Почему вообще важно говорить об исторической политике и об общей памяти? Политика памяти появляется примерно тогда же, когда зарождаются национальные государства. Общее прошлое служит для наций «социальным клеем». Та история, которая отобрана как значимая, объясняет возникновение нации, где проходят ее границы и кто считается «чужим», какие ценности для нее важны и какие цели перед ней стоят. Поэтому для исторической политики важна не столько достоверность фактов, на которых она строится, сколько сила влияния на текущее состояние дел.

Игры памяти

Нынешняя государственная историческая политика, во-первых, успешно объединяет людей каждое 9 мая. Во-вторых, помогает интерпретировать современную политику: конфликт на востоке Украины с экранов телевизора объясняется как новый виток борьбы с нацизмом. В-третьих, она дает повод для гордости: несмотря на социально-экономические проблемы, жить в России – значит быть наследником народа-победителя. Поэтому историческая политика довольно активно поддерживается населением. С другой стороны, она не может солидаризировать всех. Наверное, у такого огромного и разнообразного государства вообще не может быть одной объединяющей всех истории.

Еще важнее то, какую картину настоящего она рисует и какие цели на будущее ставит. Триумфальная история о войне ставит ценность государства выше ценности человеческой жизни. В том числе поэтому нельзя обсуждать, можно ли было избежать такого количества смертей во время блокады Ленинграда: ведь погибшие там – мученики, а не жертвы, их смерть принесла победу. Наконец, такой образ нации мало помогает в определении целей. Какое будущее может быть у нации-победителя? Надписи «Если надо, повторим» – вот, пожалуй, одна из немногих траекторий, которую намечает нынешняя государственная политика.

В экспертных сообществах обсуждается и кризис образов будущего, и возможность другой исторической политики. Писатель Сергей Кузнецов в колонке на портале InLiberty предлагает создать команду специалистов, которая разработала бы новую историческую политику. На самом деле ничего нового придумывать не надо, следует обратить внимание на «вторую память», альтернативную государственной (см. доклад Вольного исторического общества при поддержке Комитета гражданских инициатив «Какое прошлое нужно будущему России?»). Термин «вторая память» описывает множество разных сюжетов о прошлом, которыми занимаются в публичной сфере так называемые акторы памяти. Они публикуют книги памяти, создают виртуальные 3D-реконструкции своих городов, водят экскурсии для туристов и школьников, работают над экспозициями и т. д. Их аудитория шире аудитории профессиональных историков, для них сбор фактов о прошлом менее важен, чем трансляция истории своему сообществу.

• **Задание**:
Перепишите фрагмент о политике памяти начиная со слов «Нынешняя государственная историческая» вплоть до слов «объединяющей всех истории.» включительно, заменив «населением» на «обществом». Материал для выполнения задания не нужен.

• **Извлечённый материал**:

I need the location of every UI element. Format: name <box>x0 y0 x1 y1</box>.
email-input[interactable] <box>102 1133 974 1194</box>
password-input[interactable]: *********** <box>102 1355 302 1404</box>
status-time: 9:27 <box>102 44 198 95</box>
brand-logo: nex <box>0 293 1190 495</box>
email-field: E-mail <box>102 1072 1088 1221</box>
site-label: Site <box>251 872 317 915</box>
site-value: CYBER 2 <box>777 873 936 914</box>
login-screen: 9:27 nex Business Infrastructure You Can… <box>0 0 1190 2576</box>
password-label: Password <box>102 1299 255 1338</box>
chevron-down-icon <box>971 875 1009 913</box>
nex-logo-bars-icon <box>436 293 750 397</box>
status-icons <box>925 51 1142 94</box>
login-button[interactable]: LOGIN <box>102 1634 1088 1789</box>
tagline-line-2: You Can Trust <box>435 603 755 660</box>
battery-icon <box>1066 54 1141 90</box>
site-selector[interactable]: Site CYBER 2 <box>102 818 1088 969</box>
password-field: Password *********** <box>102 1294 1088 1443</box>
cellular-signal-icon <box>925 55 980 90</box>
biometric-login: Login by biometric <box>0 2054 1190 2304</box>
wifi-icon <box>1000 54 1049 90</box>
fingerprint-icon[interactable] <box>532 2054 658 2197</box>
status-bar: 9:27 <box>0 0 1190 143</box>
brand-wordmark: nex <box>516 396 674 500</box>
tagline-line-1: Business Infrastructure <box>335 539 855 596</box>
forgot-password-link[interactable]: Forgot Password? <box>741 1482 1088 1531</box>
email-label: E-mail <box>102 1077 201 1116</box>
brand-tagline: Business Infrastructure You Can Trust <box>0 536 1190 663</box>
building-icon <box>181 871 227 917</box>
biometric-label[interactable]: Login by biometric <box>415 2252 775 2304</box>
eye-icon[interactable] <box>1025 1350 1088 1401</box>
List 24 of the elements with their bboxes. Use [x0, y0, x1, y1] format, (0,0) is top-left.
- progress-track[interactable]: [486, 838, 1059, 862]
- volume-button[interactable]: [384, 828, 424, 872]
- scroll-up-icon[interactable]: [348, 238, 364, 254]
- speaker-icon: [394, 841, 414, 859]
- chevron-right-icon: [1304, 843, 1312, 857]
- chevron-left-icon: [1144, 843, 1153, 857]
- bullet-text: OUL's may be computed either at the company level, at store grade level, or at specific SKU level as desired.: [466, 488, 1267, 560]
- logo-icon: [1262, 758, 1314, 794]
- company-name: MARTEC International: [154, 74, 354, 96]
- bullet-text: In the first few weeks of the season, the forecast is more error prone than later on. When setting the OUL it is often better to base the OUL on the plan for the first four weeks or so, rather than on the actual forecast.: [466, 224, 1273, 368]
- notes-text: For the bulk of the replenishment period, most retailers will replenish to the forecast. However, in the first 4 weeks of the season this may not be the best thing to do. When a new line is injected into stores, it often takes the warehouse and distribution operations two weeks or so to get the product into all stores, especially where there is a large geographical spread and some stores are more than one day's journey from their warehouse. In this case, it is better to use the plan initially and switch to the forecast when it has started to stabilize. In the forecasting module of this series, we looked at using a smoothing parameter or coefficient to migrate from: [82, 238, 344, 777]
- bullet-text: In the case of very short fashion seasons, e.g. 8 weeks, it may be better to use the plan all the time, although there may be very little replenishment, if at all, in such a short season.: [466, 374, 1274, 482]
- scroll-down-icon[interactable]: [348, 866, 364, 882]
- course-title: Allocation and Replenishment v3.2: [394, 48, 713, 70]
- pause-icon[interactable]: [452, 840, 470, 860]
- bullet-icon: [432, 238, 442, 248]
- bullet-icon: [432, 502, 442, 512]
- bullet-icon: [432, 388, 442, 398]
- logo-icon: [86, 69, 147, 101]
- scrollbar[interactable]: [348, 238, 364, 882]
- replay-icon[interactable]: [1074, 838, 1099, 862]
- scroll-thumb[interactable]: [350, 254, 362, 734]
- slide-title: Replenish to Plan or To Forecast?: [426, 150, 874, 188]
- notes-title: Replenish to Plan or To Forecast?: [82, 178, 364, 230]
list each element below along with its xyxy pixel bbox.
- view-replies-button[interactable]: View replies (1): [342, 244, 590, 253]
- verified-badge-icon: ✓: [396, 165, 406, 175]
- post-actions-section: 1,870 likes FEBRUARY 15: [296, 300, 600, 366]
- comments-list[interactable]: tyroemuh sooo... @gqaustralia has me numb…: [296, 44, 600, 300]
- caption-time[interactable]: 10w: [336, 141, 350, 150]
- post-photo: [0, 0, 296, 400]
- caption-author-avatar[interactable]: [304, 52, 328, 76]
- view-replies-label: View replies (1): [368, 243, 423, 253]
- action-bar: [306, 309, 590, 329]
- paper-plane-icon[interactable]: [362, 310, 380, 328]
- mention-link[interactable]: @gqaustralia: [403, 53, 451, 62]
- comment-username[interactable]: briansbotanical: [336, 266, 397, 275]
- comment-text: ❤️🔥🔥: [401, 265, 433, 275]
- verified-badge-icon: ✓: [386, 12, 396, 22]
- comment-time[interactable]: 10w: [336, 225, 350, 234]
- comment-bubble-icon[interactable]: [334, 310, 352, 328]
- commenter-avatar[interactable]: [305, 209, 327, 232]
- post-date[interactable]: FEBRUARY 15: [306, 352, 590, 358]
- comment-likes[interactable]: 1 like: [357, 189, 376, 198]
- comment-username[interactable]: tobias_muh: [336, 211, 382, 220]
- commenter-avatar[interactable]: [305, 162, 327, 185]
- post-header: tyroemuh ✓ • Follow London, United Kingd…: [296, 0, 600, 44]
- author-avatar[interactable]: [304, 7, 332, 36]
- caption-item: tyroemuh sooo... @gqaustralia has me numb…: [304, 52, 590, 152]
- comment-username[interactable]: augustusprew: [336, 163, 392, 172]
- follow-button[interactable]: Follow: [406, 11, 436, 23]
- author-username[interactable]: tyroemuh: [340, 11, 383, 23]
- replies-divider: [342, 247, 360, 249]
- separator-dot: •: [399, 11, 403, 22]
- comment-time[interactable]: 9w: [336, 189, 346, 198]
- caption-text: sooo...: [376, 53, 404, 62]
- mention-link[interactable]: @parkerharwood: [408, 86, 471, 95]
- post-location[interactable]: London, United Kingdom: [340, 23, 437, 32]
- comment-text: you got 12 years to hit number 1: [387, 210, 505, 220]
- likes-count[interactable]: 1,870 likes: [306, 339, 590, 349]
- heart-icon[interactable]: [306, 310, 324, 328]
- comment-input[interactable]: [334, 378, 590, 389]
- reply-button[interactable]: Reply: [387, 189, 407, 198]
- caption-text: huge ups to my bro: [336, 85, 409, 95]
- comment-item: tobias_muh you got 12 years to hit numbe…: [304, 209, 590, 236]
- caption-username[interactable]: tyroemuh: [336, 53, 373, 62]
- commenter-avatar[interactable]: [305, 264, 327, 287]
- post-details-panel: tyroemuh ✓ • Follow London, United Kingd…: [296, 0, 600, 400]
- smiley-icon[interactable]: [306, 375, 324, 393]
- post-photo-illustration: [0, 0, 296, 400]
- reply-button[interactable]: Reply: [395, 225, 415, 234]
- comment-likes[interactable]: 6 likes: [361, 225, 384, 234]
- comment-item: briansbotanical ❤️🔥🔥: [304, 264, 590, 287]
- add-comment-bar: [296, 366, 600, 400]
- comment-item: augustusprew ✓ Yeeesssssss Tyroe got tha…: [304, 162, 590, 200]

• **Ответ**:
Нынешняя государственная историческая политика, во-первых, успешно объединяет людей каждое 9 мая. Во-вторых, помогает интерпретировать современную политику: конфликт на востоке Украины с экранов телевизора объясняется как новый виток борьбы с нацизмом. В-третьих, она дает повод для гордости: несмотря на социально-экономические проблемы, жить в России – значит быть наследником народа-победителя. Поэтому историческая политика довольно активно поддерживается обществом. С другой стороны, она не может солидаризировать всех. Наверное, у такого огромного и разнообразного государства вообще не может быть одной объединяющей всех истории.